RECORDS FOR THE EXERCISE:

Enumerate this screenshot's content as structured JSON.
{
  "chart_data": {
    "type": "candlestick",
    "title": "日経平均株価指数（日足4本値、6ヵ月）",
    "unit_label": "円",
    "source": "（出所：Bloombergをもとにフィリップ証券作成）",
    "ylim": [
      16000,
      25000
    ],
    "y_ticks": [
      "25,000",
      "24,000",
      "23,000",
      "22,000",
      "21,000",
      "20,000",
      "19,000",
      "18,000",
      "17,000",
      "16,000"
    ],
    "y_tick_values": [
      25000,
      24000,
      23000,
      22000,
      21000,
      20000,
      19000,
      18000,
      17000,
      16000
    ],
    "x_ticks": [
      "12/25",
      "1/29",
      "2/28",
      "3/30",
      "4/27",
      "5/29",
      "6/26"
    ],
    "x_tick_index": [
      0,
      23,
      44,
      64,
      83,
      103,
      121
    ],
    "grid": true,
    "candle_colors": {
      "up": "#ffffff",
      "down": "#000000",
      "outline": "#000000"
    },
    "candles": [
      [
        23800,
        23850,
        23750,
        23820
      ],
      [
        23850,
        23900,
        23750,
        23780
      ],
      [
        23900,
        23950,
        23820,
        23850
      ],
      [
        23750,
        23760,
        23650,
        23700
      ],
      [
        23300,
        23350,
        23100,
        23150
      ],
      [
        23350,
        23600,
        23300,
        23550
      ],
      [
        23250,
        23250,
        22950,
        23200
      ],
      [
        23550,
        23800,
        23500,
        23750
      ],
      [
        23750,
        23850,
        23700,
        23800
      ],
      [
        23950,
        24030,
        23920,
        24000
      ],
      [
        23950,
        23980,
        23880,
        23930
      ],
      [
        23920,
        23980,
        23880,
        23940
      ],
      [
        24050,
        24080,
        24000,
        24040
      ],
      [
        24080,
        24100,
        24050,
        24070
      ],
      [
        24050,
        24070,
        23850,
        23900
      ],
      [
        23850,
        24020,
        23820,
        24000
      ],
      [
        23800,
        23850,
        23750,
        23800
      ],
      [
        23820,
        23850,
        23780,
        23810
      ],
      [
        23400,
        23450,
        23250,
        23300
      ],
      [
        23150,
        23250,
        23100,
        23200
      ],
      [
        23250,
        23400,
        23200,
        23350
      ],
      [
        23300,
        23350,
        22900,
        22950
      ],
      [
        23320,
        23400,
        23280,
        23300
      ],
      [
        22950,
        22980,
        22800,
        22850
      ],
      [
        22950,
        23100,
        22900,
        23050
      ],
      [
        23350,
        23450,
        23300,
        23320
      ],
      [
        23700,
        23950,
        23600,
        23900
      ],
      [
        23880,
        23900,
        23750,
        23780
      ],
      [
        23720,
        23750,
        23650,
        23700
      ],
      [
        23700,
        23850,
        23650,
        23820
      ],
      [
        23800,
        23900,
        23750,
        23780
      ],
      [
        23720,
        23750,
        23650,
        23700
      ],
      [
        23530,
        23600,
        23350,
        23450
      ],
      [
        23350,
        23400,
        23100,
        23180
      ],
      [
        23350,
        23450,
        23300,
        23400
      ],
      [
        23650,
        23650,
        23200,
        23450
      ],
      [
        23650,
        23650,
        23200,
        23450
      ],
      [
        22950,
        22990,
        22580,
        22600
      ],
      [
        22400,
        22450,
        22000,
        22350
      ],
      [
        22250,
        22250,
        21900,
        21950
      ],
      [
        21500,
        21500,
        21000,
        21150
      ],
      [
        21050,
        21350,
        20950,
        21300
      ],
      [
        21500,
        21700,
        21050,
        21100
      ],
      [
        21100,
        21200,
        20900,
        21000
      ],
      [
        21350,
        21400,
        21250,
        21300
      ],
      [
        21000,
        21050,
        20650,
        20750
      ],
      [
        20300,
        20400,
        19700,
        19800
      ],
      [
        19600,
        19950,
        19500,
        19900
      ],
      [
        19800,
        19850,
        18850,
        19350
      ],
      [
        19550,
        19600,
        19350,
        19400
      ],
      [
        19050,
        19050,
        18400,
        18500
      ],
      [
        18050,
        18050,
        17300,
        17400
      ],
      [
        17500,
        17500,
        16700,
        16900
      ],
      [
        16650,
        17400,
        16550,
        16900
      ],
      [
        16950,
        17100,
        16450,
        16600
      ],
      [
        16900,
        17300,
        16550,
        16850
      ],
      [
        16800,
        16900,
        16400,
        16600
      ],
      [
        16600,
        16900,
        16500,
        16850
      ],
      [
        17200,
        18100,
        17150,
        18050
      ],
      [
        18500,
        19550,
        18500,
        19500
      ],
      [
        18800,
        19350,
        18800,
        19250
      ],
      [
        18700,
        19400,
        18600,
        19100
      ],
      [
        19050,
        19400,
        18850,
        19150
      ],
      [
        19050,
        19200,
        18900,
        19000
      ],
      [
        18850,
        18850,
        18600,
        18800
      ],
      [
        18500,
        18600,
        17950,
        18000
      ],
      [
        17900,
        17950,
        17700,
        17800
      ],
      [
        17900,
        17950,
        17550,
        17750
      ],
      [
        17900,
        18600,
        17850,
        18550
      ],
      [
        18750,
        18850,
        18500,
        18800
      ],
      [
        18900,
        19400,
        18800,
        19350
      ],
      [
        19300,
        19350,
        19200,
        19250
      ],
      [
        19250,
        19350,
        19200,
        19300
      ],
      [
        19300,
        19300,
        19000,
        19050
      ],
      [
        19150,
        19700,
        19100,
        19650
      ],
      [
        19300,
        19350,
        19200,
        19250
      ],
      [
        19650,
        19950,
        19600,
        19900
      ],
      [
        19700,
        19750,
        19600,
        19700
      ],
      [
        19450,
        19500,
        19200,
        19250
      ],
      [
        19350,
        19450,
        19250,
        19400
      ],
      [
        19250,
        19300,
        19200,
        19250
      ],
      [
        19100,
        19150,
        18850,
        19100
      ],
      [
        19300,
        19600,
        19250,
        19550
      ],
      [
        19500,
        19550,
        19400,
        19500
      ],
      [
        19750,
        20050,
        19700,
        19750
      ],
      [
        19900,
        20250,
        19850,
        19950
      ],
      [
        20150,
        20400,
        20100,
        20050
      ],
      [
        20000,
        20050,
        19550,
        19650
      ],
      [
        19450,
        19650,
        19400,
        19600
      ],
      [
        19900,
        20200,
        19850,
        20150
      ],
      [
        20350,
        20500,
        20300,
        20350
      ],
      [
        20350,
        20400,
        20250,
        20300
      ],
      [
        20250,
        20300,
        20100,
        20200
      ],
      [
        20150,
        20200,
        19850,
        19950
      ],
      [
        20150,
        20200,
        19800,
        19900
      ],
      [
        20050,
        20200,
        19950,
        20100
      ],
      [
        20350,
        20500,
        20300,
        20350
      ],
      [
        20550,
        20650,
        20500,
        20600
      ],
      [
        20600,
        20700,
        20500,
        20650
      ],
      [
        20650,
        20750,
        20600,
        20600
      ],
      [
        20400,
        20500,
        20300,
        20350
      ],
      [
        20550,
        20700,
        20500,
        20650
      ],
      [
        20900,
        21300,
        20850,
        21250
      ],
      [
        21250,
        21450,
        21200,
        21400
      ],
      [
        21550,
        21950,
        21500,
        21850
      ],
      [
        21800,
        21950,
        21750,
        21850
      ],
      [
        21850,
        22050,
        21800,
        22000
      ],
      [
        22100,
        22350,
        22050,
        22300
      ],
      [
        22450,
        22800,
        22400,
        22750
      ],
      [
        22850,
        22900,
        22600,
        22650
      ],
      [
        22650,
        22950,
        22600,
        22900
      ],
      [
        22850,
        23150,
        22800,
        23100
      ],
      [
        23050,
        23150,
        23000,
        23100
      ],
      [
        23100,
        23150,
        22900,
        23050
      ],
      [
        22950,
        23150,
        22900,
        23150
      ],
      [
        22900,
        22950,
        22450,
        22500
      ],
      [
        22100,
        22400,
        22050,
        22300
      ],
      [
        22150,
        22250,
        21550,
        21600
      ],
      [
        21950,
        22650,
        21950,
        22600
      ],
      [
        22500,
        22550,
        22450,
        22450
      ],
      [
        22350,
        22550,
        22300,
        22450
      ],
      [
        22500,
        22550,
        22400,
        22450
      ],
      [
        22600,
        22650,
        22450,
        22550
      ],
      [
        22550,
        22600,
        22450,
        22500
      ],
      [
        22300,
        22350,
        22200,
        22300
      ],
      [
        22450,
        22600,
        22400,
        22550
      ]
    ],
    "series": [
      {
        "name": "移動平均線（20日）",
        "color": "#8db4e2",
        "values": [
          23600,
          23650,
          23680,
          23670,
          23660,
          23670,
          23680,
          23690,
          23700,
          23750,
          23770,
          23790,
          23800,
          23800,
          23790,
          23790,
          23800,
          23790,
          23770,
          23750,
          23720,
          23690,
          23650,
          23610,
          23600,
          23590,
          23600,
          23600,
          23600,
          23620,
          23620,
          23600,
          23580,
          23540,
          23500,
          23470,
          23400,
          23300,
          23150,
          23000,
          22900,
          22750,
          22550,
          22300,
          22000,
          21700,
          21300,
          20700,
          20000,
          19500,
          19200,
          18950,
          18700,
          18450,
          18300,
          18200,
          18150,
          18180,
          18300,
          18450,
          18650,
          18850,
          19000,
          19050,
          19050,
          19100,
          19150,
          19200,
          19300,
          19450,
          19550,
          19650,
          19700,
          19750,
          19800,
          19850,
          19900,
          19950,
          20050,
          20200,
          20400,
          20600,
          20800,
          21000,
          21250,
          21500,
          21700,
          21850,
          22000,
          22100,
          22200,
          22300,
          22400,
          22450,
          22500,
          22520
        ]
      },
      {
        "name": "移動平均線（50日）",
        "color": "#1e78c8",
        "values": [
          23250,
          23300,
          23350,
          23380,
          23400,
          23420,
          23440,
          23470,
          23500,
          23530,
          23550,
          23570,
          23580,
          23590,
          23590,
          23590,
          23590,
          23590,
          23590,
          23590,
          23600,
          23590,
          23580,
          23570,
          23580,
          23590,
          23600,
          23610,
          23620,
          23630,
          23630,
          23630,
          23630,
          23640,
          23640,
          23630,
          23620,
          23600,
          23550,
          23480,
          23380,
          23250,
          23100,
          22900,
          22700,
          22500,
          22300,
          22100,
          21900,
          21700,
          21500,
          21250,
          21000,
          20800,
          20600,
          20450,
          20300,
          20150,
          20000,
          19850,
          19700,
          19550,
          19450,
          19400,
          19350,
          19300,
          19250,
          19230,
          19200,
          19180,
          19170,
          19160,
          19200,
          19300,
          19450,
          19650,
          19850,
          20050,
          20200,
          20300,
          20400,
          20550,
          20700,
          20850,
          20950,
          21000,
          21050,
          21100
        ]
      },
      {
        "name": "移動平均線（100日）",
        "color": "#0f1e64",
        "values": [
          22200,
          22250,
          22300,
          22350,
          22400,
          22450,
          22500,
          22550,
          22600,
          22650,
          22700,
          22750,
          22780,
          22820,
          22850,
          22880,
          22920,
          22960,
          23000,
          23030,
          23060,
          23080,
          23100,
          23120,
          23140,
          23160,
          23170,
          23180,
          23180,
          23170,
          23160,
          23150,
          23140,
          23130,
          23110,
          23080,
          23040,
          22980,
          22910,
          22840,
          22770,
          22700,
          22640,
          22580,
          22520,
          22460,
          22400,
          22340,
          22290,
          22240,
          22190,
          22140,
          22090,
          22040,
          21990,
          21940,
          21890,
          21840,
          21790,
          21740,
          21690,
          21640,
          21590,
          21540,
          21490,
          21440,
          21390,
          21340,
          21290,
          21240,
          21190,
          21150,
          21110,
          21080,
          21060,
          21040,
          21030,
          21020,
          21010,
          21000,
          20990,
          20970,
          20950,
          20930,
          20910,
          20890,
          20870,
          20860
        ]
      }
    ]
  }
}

WRITTEN PROBLEM: Read the entries and select each line where the word "name" is found.

EXERCISE RESPONSE:
        "name": "移動平均線（20日）",
        "name": "移動平均線（50日）",
        "name": "移動平均線（100日）",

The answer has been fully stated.